● Required work: Exclude the pictures and retype the entries as written.

----

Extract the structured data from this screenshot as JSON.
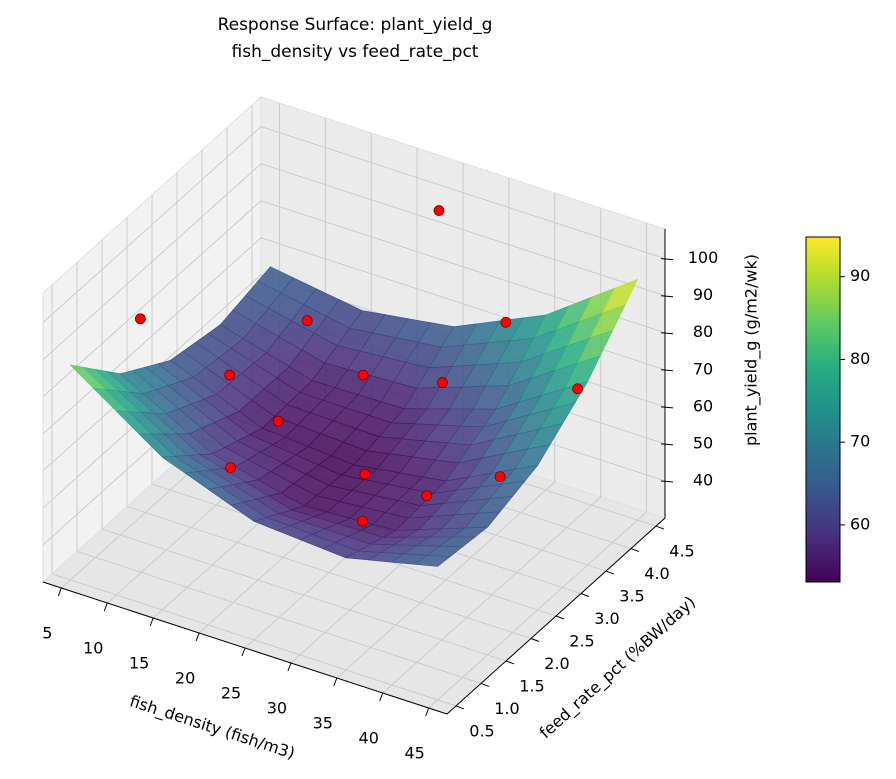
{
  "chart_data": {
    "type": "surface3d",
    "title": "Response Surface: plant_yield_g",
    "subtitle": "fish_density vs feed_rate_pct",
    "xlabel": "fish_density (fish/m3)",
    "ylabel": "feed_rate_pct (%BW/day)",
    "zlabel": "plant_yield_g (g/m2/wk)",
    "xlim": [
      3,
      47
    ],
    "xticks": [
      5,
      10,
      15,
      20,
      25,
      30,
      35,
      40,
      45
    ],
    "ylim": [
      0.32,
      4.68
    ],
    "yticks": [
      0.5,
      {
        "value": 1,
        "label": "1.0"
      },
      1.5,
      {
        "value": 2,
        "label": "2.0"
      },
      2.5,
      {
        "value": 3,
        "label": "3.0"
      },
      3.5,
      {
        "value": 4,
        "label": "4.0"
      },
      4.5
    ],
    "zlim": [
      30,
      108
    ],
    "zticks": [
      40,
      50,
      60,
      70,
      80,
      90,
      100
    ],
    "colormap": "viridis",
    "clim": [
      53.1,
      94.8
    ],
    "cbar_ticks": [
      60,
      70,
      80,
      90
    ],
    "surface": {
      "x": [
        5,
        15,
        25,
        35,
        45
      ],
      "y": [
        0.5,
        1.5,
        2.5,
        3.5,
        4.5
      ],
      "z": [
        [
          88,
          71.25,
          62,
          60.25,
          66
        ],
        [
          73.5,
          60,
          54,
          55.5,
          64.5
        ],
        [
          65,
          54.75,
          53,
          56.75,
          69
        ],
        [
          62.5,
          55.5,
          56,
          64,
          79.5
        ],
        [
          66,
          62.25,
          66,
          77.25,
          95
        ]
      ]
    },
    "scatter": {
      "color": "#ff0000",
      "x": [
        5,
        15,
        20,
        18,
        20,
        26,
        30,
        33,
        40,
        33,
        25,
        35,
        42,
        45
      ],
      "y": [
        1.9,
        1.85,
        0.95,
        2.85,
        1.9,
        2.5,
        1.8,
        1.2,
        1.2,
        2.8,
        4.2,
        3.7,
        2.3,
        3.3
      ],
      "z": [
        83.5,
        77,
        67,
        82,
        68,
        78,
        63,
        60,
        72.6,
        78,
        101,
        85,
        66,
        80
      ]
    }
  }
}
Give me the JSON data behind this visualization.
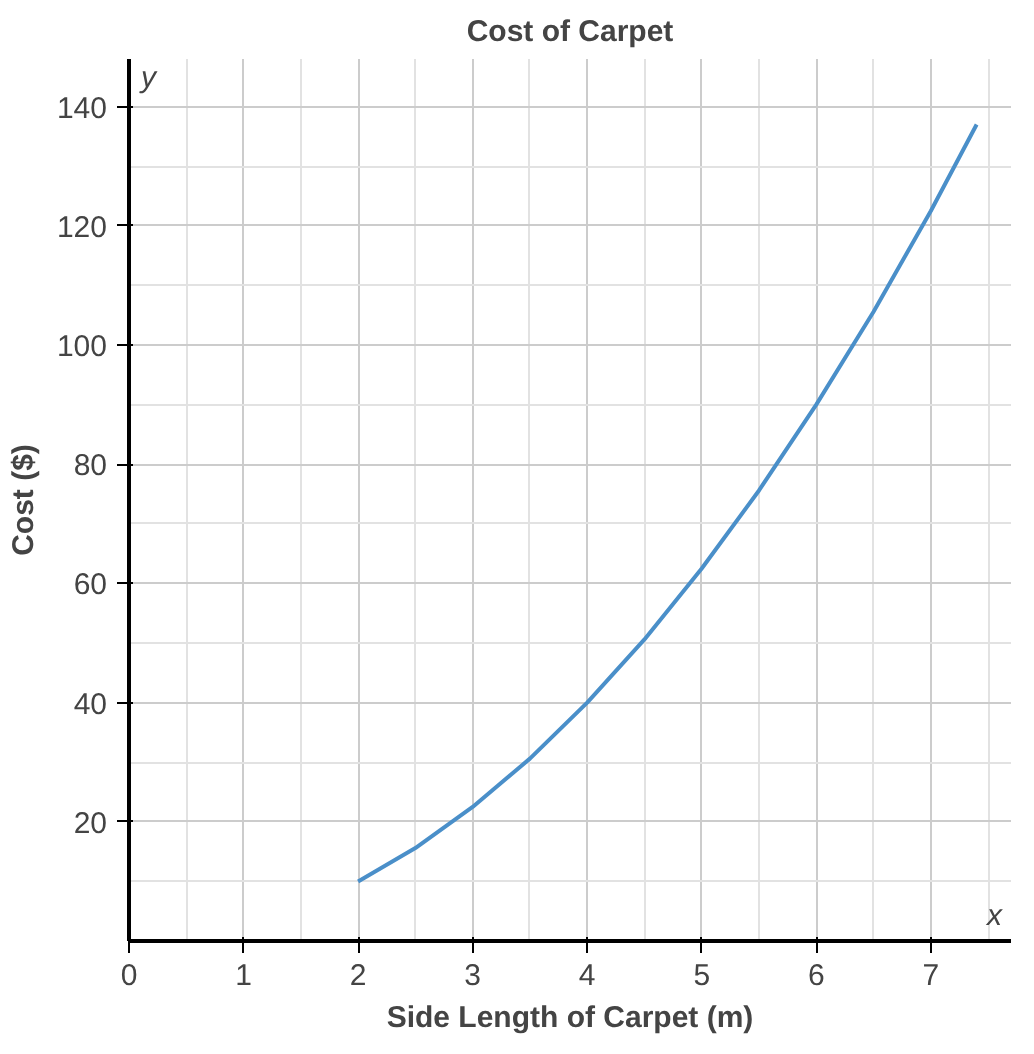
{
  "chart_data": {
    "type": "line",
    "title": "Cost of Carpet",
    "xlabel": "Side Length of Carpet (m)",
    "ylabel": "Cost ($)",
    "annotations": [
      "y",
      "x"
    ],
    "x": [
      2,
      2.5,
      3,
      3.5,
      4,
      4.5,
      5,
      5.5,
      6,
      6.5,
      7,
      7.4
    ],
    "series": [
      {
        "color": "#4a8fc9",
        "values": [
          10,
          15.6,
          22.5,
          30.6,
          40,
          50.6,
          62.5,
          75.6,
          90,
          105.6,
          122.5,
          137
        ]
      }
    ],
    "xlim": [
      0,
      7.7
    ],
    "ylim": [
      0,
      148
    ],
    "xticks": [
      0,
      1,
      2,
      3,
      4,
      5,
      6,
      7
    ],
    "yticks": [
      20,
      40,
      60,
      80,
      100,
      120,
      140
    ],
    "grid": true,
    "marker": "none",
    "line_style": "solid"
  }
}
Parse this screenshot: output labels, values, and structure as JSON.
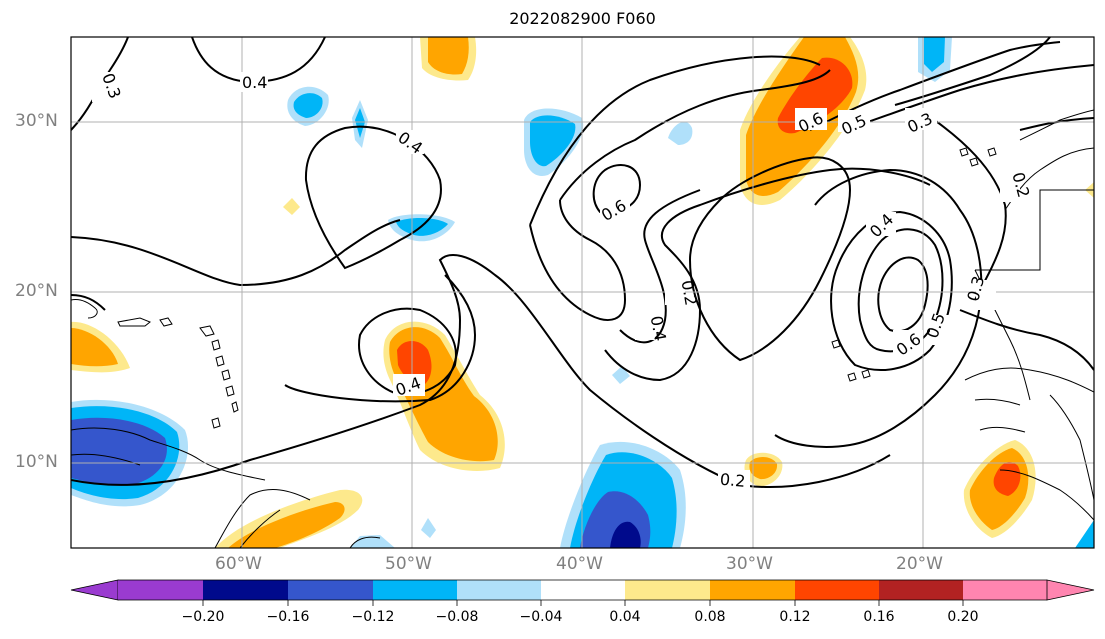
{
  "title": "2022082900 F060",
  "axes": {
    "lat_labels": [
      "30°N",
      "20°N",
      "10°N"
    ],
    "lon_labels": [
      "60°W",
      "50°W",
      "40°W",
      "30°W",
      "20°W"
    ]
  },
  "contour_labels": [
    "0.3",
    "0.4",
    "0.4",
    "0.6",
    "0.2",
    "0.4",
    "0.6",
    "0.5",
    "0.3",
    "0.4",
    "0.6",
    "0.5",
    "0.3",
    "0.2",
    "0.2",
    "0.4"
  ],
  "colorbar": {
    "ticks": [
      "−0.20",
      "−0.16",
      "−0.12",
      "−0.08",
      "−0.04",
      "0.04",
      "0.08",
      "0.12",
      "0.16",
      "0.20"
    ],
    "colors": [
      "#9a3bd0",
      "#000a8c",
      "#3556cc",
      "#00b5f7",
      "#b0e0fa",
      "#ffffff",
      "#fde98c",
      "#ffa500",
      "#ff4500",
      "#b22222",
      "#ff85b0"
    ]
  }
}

----

● Exercise result:
Extract the structured data from this screenshot as JSON.
{
  "chart_data": {
    "type": "surface3d",
    "title": "Response Surface: plant_yield_g",
    "subtitle": "fish_density vs feed_rate_pct",
    "xlabel": "fish_density (fish/m3)",
    "ylabel": "feed_rate_pct (%BW/day)",
    "zlabel": "plant_yield_g (g/m2/wk)",
    "xlim": [
      3,
      47
    ],
    "xticks": [
      5,
      10,
      15,
      20,
      25,
      30,
      35,
      40,
      45
    ],
    "ylim": [
      0.32,
      4.68
    ],
    "yticks": [
      0.5,
      {
        "value": 1,
        "label": "1.0"
      },
      1.5,
      {
        "value": 2,
        "label": "2.0"
      },
      2.5,
      {
        "value": 3,
        "label": "3.0"
      },
      3.5,
      {
        "value": 4,
        "label": "4.0"
      },
      4.5
    ],
    "zlim": [
      30,
      108
    ],
    "zticks": [
      40,
      50,
      60,
      70,
      80,
      90,
      100
    ],
    "colormap": "viridis",
    "clim": [
      53.1,
      94.8
    ],
    "cbar_ticks": [
      60,
      70,
      80,
      90
    ],
    "surface": {
      "x": [
        5,
        15,
        25,
        35,
        45
      ],
      "y": [
        0.5,
        1.5,
        2.5,
        3.5,
        4.5
      ],
      "z": [
        [
          88,
          71.25,
          62,
          60.25,
          66
        ],
        [
          73.5,
          60,
          54,
          55.5,
          64.5
        ],
        [
          65,
          54.75,
          53,
          56.75,
          69
        ],
        [
          62.5,
          55.5,
          56,
          64,
          79.5
        ],
        [
          66,
          62.25,
          66,
          77.25,
          95
        ]
      ]
    },
    "scatter": {
      "color": "#ff0000",
      "x": [
        5,
        15,
        20,
        18,
        20,
        26,
        30,
        33,
        40,
        33,
        25,
        35,
        42,
        45
      ],
      "y": [
        1.9,
        1.85,
        0.95,
        2.85,
        1.9,
        2.5,
        1.8,
        1.2,
        1.2,
        2.8,
        4.2,
        3.7,
        2.3,
        3.3
      ],
      "z": [
        83.5,
        77,
        67,
        82,
        68,
        78,
        63,
        60,
        72.6,
        78,
        101,
        85,
        66,
        80
      ]
    }
  }
}
Give me the JSON data behind this visualization.
{
  "chart_data": {
    "type": "line",
    "title": "Cost of Carpet",
    "xlabel": "Side Length of Carpet (m)",
    "ylabel": "Cost ($)",
    "annotations": [
      "y",
      "x"
    ],
    "x": [
      2,
      2.5,
      3,
      3.5,
      4,
      4.5,
      5,
      5.5,
      6,
      6.5,
      7,
      7.4
    ],
    "series": [
      {
        "color": "#4a8fc9",
        "values": [
          10,
          15.6,
          22.5,
          30.6,
          40,
          50.6,
          62.5,
          75.6,
          90,
          105.6,
          122.5,
          137
        ]
      }
    ],
    "xlim": [
      0,
      7.7
    ],
    "ylim": [
      0,
      148
    ],
    "xticks": [
      0,
      1,
      2,
      3,
      4,
      5,
      6,
      7
    ],
    "yticks": [
      20,
      40,
      60,
      80,
      100,
      120,
      140
    ],
    "grid": true,
    "marker": "none",
    "line_style": "solid"
  }
}
Parse this screenshot: output labels, values, and structure as JSON.
{
  "title": "2022082900 F060",
  "axes": {
    "lat_labels": [
      "30°N",
      "20°N",
      "10°N"
    ],
    "lon_labels": [
      "60°W",
      "50°W",
      "40°W",
      "30°W",
      "20°W"
    ]
  },
  "contour_labels": [
    "0.3",
    "0.4",
    "0.4",
    "0.6",
    "0.2",
    "0.4",
    "0.6",
    "0.5",
    "0.3",
    "0.4",
    "0.6",
    "0.5",
    "0.3",
    "0.2",
    "0.2",
    "0.4"
  ],
  "colorbar": {
    "ticks": [
      "−0.20",
      "−0.16",
      "−0.12",
      "−0.08",
      "−0.04",
      "0.04",
      "0.08",
      "0.12",
      "0.16",
      "0.20"
    ],
    "colors": [
      "#9a3bd0",
      "#000a8c",
      "#3556cc",
      "#00b5f7",
      "#b0e0fa",
      "#ffffff",
      "#fde98c",
      "#ffa500",
      "#ff4500",
      "#b22222",
      "#ff85b0"
    ]
  }
}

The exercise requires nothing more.